Records from a data source:
════
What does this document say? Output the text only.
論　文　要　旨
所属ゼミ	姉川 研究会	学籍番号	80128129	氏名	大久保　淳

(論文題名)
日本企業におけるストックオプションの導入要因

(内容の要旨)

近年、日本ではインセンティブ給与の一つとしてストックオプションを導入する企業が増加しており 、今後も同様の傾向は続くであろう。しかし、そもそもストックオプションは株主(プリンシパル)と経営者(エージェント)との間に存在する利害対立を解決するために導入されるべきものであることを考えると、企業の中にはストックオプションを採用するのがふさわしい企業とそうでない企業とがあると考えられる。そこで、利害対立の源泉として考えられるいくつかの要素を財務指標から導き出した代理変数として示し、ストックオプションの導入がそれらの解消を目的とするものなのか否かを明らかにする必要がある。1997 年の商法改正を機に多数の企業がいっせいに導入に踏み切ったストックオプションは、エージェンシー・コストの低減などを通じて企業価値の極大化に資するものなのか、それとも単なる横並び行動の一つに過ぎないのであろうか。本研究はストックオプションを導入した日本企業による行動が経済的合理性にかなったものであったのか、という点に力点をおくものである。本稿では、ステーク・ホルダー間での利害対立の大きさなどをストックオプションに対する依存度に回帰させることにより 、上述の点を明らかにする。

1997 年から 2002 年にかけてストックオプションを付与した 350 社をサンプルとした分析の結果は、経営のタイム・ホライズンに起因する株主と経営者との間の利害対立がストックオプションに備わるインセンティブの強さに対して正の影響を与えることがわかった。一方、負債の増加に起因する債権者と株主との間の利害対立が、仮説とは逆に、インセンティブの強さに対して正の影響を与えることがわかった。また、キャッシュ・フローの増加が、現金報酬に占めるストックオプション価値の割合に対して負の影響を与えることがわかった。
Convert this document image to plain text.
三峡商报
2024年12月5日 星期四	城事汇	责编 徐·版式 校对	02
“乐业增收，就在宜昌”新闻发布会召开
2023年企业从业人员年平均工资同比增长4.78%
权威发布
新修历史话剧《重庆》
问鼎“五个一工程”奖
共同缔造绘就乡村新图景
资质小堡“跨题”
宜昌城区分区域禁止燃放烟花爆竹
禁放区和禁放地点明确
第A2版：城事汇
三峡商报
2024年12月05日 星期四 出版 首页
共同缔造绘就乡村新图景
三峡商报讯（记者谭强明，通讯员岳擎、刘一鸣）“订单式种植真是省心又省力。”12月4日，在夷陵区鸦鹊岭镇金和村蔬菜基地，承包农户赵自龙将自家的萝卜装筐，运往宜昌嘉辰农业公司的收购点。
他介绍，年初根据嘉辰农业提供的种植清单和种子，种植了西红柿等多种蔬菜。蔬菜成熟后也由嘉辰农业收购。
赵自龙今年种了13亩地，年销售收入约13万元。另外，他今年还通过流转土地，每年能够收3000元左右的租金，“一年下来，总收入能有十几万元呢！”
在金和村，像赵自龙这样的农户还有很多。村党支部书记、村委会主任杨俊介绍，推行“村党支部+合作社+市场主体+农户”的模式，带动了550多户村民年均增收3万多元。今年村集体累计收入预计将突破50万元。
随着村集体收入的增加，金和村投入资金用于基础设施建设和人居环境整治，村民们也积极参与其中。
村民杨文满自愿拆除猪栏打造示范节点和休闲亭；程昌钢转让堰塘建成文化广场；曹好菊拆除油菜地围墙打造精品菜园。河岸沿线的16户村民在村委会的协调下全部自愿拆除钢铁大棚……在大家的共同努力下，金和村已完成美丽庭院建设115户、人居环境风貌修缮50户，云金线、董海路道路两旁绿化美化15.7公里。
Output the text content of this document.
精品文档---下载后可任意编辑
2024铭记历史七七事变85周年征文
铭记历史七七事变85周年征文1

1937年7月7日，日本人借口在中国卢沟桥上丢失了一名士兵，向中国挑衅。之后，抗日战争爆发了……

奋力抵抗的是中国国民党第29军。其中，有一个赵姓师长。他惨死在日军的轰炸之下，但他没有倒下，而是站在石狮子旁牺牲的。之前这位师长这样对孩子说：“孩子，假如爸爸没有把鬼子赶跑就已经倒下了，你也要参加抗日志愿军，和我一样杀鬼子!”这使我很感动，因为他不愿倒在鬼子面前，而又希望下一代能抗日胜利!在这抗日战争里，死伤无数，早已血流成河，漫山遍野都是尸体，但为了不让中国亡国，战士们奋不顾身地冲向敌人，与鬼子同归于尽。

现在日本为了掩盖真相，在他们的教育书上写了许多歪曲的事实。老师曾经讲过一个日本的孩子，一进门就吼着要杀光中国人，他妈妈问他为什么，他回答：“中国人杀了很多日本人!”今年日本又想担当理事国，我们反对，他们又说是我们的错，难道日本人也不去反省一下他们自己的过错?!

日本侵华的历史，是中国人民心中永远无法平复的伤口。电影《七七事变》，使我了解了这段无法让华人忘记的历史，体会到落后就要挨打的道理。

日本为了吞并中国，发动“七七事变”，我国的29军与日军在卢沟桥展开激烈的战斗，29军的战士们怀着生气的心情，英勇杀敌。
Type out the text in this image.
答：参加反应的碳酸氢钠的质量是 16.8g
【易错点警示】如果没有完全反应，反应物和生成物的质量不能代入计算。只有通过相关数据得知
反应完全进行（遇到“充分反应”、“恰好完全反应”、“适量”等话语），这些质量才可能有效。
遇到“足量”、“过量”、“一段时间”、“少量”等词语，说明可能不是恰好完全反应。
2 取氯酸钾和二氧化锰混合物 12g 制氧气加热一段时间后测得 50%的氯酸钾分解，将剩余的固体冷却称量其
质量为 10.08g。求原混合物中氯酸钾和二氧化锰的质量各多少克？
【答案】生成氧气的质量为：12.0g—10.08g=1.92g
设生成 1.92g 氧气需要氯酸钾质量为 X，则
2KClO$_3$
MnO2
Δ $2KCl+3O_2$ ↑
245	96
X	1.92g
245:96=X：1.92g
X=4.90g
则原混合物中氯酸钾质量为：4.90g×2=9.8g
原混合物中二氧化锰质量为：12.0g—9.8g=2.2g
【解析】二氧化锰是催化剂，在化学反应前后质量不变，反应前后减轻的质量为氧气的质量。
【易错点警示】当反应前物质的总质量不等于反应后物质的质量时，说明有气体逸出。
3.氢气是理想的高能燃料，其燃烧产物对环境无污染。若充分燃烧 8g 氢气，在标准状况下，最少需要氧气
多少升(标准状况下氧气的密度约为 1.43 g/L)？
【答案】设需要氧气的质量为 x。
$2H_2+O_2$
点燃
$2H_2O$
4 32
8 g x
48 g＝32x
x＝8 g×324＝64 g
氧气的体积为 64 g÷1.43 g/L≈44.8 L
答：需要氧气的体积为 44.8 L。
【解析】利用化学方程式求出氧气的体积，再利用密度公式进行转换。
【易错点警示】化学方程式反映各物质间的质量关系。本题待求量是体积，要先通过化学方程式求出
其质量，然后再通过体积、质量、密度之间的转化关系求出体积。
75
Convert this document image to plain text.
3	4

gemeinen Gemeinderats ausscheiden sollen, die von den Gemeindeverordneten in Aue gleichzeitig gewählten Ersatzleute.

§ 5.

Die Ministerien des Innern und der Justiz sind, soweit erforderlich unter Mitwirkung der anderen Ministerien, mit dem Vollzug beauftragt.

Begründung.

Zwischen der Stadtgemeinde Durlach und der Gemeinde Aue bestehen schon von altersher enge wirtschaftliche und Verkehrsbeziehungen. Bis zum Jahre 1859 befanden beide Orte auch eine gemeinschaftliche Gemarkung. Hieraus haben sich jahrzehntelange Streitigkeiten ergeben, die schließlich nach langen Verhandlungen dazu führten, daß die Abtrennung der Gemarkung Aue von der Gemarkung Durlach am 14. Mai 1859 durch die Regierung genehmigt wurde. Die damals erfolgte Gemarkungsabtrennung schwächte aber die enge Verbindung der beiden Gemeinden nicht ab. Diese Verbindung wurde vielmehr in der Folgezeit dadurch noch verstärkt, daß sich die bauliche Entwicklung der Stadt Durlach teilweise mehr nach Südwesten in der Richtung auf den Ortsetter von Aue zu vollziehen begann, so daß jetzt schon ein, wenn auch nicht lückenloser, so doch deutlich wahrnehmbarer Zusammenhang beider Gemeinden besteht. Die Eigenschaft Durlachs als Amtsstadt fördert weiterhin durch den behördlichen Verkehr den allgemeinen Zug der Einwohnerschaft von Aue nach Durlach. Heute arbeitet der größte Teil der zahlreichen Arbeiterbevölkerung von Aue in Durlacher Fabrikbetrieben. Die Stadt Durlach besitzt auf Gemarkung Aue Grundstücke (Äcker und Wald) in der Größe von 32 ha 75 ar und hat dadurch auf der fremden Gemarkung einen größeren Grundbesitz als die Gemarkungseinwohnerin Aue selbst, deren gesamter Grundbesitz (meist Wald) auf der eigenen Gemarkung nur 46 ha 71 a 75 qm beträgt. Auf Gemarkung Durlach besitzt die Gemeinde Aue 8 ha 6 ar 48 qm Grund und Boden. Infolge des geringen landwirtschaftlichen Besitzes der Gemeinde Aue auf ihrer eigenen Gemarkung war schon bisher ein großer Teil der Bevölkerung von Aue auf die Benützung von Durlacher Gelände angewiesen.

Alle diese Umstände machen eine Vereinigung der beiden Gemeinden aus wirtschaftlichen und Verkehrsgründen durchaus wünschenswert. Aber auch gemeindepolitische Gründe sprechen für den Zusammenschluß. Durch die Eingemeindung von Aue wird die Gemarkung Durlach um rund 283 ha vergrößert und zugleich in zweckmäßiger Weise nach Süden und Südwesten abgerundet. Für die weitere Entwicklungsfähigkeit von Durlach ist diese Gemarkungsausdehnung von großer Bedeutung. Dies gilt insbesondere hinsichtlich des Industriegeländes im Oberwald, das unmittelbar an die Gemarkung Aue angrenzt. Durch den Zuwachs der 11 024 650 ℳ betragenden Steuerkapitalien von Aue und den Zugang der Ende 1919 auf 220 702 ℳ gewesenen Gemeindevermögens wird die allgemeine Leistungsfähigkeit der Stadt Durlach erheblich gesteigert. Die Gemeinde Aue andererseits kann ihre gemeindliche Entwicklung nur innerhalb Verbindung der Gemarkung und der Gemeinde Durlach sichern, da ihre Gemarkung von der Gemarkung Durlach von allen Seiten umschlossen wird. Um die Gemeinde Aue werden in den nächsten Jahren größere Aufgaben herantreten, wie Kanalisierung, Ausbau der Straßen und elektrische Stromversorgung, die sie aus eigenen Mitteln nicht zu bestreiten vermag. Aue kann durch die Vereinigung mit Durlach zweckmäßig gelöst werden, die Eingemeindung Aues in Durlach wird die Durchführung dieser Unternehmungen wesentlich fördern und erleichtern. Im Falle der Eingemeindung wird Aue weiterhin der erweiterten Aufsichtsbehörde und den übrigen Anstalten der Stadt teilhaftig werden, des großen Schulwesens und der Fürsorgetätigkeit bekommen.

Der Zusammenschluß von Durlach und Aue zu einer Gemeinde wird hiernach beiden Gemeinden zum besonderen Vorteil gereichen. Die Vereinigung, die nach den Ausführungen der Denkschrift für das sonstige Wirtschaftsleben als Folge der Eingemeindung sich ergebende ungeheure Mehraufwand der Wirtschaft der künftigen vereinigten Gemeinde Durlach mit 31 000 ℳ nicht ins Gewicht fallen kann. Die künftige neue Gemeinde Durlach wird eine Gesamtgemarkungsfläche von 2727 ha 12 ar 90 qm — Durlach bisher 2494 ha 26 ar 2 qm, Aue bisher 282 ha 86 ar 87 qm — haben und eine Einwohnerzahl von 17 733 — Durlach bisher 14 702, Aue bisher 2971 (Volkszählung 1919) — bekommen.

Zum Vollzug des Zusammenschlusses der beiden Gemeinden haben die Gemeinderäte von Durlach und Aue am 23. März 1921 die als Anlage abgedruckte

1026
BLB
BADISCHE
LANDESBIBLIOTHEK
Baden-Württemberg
════
Using the material above, gather every line that includes "易错点警示".

• _Solution to this task_:
【易错点警示】如果没有完全反应，反应物和生成物的质量不能代入计算。只有通过相关数据得知
【易错点警示】当反应前物质的总质量不等于反应后物质的质量时，说明有气体逸出。
【易错点警示】化学方程式反映各物质间的质量关系。本题待求量是体积，要先通过化学方程式求出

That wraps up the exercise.